Begin Text shown
As further discussed below, certain advantageous properties of the present disclosure relate to how steeply the different sections of a cutter for a dozing blade assembly are oriented relative to the ground. Since dozing blades themselves may have varying geometry, the values of the various face angles discussed herein can vary. While relatively small differences between face angles are contemplated herein, it should be noted that a difference between face angles of a middle body section and outer body sections which results from variations within manufacturing tolerances would not satisfy the intended understanding of “steep” versus “shallow.” Typically, either middle body section 44, or both of outer body sections 46, will be flat such that the corresponding face angle is about 0° for purposes of manufacturing economy, although as illustrated in FIG. 7 alternatives are contemplated. Except where a dozing blade mounting surface is purpose-built to obtain different effective face angles with flat cutter plates in service, or some other modification, such as wedge-shaped shims, is used, body sections 44, 46, 48 will not all be flat and define face angles of 0°.

INDUSTRIAL APPLICABILITY

Referring also now to FIGS. 9 and 10, there is shown a track-type tractor 100 having a track 102 coupled with a frame 106, and an implement system 105. A dozing blade assembly 10 similar to assembly 10 of FIGS. 1 and 2 is coupled with a set of push-arms 104 of tractor 100 and a tilt actuator 108. No lift or pivot actuators are shown, although tractor 100 might be thusly equipped. In FIG. 9, dozing blade assembly 10 is shown in a sectioned view as it might appear where the section plane passes vertically through assembly 10 approximately at a horizontal centerpoint, such that middle body section 44 of cutter 30 is visible within a slot 103 being formed in a substrate 101. In FIG. 10, assembly 10 is shown sectioned as it might appear where the section plane passes vertically through assembly 10 such that outer body section 46 is visible. Digging face segment 38 of middle body section 44 is oriented at a steep cutting angle 75 relative to a horizontal plane, for example from about 40° to about 55°. Digging face segment 40 of outer body section 46 is more shallowly oriented relative to the horizontal plane at an angle 77 which is from about 25° to about 45°.

It will be recalled that face angles 74 and 76 may differ from one another by about 20° or less. While the disclosed ranges for angles 77 and 75 overlap, and at their extremes could result in a difference between the face angles of greater than 20°, those skilled in the art will appreciate in view of the other teachings herein that face angles 74 and 76 may nevertheless be selected such that the difference between the face angles is about 20° or less. The term “about” is used herein in the context of conventional rounding to a consistent number of significant digits. Accordingly, “about 20°” means from 15° to 24°, “about “0°” means 0° plus 0.4° or minus 0.5°, and so on.
End Text shown
Begin Recorded information
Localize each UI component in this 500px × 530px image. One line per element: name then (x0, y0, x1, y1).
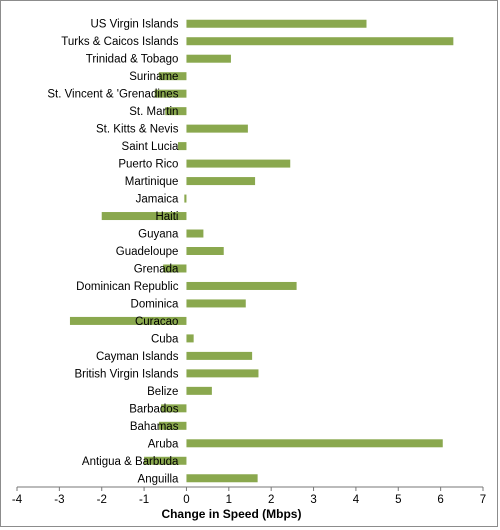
End Recorded information
:: What to do ::
1. Do these statements agree with the dozing blade text? (a) The digging face segment of the middle body section is oriented more steeply than that of the outer body section. (b) Lift actuators are shown on the tractor. (c) "About 20°" covers 15° to 25°. Answer yes or no for each, and quote the text's deciding words.
2. Write what comes next in the dozing blade text, starting after its final sentence.
The data plays no part here and can be set aside.

:: Results in order ::
1.
(a) Yes: "Digging face segment 38 of middle body section 44 is oriented at a steep cutting angle 75 relative to a horizontal plane" and "Digging face segment 40 of outer body section 46 is more shallowly oriented relative to the horizontal plane"
(b) No: "No lift or pivot actuators are shown"
(c) No: "“about 20°” means from 15° to 24°"

2.
It will be recalled that the different orientations of digging face segment 38 versus digging face segments 40 and 42 may balance downward penetrability with forward pushability of cutter 30, and thus dozing blade assembly 10, through material of a substrate. Body section 44 may be urged vertically through material of substrate 101 relatively easily, but with relatively more difficulty urged horizontally through the material. In comparison, section 46 may be relatively more difficult to urge in a vertical direction, but relatively easier to urge in a horizontal direction. As tractor 100 is moved in a generally forward direction, left to right in FIGS. 9 and 10, slot 103 may be formed in substrate 101, by inducing failure of substrate 101, and such that material loosened via the induced failure flows in a generally upward direction across the material molding surface of the dozing blade, and is ultimately pushed in a forward direction via the movement of tractor 100. This will generally occur, based on the differently oriented digging face segments of cutter 30, and without any adjustment to a tilt angle of assembly 10, such that the likelihood of stalling or skimming the dozing blade and/or tractor is reduced. In forming slot 103, failure of substrate 101 may be induced via shattering, in contrast to other digging techniques such as scraping, in which a ribbon of material is sliced off. As noted above, cutting angle 75 may be from about 40° to about 55°, and cutting angle 77 may be from about 25° to about 45°. In a further practical implementation strategy, angle 75 may be equal to about 50°, and angle 77 may be equal to about 30°, and more particularly still angle 75 may be equal to about 52° and angle 77 equal to about 31°. In this latter specific embodiment, the face angle of middle section 44 may be about 0° while the face angle of outer section 46 may be about 20°. In other example embodiments, angle 75 may be equal to about 52°, angle 77 equal to about 38°, the face angle of middle section 44 equal to about 0° and the face angle of outer section 46 equal to about 16°. In still another example, angle 75 is about 52°, angle 77 is about 45°, the face angle of middle section 44 is about 0° and the face angle of outer section 66 is about 7°.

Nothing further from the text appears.